──────── Extracted records ────────

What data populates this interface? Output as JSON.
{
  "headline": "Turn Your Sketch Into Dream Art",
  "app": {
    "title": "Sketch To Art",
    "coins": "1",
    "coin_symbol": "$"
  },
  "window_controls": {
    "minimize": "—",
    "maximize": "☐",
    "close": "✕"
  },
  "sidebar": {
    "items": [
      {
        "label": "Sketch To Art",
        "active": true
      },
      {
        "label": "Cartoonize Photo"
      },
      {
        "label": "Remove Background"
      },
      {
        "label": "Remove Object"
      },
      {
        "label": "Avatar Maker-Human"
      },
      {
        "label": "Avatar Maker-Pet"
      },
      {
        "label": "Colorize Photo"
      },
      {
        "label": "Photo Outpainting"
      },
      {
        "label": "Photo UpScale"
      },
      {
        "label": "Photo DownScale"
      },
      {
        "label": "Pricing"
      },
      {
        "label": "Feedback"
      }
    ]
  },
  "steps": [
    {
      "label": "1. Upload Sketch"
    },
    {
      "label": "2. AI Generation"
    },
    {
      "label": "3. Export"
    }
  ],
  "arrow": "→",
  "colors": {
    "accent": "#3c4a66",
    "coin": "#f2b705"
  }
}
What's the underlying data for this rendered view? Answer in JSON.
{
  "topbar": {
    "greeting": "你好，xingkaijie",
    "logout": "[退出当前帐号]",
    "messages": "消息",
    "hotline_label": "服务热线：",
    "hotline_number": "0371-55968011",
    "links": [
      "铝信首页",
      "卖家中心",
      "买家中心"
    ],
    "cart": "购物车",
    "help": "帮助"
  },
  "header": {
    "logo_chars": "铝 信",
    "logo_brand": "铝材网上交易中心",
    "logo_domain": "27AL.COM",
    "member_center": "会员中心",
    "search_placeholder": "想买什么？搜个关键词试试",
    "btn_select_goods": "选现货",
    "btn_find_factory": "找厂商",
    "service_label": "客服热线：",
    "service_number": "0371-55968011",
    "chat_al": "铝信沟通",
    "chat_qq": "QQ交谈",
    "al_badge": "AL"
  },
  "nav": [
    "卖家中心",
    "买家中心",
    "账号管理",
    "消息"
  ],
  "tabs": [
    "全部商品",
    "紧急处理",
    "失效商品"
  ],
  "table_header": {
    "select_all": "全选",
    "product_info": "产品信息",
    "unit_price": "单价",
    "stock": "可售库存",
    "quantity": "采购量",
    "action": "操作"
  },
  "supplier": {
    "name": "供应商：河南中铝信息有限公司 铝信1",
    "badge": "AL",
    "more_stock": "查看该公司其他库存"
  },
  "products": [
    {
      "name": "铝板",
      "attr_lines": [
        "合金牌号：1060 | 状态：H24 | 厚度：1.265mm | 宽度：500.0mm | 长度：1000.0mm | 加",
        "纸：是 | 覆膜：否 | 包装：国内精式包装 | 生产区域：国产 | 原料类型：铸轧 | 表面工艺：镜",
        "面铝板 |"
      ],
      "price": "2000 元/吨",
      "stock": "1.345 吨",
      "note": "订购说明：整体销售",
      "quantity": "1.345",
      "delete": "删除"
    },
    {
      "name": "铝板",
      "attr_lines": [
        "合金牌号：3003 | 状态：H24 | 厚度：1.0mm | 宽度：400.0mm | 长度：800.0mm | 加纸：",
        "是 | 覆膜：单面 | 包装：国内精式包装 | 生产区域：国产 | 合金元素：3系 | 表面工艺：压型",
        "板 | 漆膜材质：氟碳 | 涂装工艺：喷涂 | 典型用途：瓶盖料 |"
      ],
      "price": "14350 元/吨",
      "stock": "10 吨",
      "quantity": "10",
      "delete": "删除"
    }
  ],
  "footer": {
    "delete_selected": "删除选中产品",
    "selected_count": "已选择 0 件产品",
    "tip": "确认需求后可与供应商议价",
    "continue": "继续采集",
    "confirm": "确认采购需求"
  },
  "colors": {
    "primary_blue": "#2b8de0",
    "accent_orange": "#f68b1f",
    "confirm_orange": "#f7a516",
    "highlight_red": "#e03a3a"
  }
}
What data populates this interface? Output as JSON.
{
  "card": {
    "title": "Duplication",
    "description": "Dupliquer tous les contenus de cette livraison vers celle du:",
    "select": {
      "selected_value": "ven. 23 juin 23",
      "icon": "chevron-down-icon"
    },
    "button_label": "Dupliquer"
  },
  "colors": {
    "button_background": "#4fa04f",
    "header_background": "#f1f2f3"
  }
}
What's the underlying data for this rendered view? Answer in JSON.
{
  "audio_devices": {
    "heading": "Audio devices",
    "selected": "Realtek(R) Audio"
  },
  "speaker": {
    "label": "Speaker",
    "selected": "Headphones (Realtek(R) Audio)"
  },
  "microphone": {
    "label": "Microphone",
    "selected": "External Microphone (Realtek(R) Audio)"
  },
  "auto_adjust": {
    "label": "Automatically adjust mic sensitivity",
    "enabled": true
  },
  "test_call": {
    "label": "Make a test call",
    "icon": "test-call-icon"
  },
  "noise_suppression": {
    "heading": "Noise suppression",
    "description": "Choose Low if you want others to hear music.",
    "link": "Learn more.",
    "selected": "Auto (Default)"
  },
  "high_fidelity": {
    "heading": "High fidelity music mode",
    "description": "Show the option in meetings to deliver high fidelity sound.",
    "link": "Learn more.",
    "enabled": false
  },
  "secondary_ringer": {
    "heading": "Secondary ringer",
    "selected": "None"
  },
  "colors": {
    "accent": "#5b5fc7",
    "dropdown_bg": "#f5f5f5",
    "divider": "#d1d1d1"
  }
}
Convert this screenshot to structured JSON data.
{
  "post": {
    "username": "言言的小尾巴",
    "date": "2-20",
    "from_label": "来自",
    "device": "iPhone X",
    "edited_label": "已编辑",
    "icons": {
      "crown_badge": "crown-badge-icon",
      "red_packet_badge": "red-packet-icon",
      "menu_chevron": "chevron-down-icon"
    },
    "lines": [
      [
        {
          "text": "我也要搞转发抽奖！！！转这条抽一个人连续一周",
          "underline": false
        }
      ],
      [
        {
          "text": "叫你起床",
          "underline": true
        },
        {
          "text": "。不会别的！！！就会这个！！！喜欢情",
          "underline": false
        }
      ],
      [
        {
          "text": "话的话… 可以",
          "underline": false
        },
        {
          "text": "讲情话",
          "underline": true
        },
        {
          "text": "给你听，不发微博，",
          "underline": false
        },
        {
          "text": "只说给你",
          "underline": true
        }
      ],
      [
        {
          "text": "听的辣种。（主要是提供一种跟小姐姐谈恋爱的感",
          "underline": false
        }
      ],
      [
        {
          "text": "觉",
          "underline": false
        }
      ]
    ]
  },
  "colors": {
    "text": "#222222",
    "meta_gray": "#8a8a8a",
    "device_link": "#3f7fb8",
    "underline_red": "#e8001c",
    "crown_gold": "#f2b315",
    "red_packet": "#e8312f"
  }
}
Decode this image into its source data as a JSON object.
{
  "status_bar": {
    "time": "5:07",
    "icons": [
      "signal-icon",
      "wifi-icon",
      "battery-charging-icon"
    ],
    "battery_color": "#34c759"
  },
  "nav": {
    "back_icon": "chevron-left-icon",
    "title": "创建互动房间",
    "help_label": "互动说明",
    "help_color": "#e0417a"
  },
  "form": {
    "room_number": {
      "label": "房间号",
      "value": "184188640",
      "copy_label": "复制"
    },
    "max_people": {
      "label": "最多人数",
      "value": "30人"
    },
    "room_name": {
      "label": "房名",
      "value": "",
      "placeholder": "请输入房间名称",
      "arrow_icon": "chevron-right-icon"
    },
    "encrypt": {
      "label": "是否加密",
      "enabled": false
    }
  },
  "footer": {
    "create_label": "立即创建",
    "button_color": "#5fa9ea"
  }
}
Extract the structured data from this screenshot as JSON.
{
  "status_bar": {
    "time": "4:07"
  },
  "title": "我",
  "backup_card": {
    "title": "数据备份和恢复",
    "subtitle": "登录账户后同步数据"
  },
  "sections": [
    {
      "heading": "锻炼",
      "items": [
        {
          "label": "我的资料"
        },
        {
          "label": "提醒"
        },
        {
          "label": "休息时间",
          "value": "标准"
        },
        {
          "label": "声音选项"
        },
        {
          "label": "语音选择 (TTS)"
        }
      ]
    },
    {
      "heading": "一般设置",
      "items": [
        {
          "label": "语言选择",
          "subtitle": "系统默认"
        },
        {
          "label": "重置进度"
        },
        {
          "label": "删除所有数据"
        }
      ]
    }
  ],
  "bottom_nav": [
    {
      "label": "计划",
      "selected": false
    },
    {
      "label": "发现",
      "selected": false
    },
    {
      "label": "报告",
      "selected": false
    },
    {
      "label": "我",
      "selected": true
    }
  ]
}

────────

Request: Copy out every line from the material above in which the word "description" appears.

Exercise response:
    "description": "Dupliquer tous les contenus de cette livraison vers celle du:",
    "description": "Choose Low if you want others to hear music.",
    "description": "Show the option in meetings to deliver high fidelity sound.",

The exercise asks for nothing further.